Description of the task: Find the word "novembre" in the material below and gather every line that contains it.

Input data:

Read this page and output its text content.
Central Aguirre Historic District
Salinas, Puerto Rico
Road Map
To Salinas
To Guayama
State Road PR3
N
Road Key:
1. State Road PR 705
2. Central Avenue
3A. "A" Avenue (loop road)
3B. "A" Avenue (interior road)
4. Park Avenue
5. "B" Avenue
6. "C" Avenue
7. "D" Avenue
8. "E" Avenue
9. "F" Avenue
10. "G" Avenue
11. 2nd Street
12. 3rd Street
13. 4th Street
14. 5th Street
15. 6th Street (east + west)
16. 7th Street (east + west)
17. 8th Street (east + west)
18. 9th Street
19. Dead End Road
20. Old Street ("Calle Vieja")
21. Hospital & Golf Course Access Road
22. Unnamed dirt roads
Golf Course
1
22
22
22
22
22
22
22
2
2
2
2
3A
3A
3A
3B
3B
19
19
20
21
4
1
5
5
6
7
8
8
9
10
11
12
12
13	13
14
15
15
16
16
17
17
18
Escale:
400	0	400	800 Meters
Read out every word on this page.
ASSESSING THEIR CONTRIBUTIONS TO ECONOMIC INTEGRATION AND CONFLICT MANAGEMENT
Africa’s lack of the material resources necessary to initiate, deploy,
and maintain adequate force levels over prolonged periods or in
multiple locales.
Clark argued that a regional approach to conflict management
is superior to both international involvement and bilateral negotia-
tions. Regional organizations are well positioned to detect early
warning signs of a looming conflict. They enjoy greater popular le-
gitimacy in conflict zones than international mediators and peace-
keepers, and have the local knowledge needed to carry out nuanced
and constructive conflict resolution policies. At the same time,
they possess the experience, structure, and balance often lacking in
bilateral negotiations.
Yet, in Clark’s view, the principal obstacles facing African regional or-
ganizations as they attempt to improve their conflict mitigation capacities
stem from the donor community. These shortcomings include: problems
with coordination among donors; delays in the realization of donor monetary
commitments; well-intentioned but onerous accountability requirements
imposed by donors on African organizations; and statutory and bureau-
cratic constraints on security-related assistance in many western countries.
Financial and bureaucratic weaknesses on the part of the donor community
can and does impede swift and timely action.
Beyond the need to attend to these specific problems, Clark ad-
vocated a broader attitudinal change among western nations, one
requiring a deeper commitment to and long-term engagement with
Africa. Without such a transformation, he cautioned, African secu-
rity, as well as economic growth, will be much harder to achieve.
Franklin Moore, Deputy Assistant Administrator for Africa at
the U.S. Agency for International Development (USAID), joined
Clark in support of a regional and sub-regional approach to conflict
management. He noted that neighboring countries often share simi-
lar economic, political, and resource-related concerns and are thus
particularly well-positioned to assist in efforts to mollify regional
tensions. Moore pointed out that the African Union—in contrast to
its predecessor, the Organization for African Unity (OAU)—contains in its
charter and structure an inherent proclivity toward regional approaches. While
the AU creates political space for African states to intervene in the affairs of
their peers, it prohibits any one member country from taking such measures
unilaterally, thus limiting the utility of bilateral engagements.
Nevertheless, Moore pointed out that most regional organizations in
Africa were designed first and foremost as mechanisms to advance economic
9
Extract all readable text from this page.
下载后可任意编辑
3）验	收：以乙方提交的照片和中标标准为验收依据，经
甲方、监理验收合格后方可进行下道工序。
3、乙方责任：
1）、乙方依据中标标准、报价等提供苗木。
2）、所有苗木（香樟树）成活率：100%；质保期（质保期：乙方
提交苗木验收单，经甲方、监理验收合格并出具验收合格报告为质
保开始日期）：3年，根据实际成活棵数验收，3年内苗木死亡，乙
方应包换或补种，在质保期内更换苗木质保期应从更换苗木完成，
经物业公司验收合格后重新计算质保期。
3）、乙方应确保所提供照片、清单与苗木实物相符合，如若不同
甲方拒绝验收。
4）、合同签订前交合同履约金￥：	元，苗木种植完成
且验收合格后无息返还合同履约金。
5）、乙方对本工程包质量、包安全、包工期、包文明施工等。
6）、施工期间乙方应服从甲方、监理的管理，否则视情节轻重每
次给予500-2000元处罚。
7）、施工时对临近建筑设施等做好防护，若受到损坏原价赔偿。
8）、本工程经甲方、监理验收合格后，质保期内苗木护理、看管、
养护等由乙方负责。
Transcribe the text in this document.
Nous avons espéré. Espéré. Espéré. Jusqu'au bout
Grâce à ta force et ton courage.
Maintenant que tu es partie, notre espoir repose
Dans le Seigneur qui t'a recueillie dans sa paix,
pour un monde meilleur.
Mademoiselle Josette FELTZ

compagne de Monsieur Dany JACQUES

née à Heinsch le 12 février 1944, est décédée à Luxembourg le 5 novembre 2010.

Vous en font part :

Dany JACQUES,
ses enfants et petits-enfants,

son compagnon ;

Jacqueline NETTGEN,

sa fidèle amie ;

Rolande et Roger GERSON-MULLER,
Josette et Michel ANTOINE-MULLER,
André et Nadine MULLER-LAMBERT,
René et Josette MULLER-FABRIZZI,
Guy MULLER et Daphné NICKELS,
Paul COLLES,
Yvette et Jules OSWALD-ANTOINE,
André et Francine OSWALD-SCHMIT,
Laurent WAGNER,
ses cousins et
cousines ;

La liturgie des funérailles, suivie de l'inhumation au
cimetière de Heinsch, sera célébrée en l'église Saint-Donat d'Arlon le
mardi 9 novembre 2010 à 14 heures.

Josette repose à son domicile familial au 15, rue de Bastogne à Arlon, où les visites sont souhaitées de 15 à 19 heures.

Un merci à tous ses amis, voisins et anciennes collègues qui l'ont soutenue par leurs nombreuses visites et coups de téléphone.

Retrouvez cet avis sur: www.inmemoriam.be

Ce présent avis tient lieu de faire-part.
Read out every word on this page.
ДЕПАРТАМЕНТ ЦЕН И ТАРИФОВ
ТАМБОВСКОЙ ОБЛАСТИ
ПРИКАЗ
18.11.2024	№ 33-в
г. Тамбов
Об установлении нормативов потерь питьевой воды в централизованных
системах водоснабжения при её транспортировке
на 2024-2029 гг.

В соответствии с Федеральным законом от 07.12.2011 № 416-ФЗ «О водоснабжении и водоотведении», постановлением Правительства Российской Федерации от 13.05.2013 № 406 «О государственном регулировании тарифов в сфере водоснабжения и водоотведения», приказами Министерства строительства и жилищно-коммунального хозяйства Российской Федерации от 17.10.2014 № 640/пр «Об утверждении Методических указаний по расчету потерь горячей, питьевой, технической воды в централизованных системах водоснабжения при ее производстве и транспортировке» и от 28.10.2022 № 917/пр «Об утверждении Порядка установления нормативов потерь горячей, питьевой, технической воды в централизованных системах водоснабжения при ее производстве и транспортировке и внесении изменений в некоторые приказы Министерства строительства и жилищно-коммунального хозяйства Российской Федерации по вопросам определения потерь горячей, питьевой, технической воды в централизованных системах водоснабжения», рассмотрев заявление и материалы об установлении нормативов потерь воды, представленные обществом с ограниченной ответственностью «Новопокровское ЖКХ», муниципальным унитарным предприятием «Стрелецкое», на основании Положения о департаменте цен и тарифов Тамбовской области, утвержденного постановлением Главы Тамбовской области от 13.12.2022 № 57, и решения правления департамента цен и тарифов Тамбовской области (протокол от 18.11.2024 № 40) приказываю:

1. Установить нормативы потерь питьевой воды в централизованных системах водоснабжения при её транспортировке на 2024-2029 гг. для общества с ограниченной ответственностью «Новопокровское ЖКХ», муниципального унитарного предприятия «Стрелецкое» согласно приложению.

Answer in full:
née à Heinsch le 12 février 1944, est décédée à Luxembourg le 5 novembre 2010.
mardi 9 novembre 2010 à 14 heures.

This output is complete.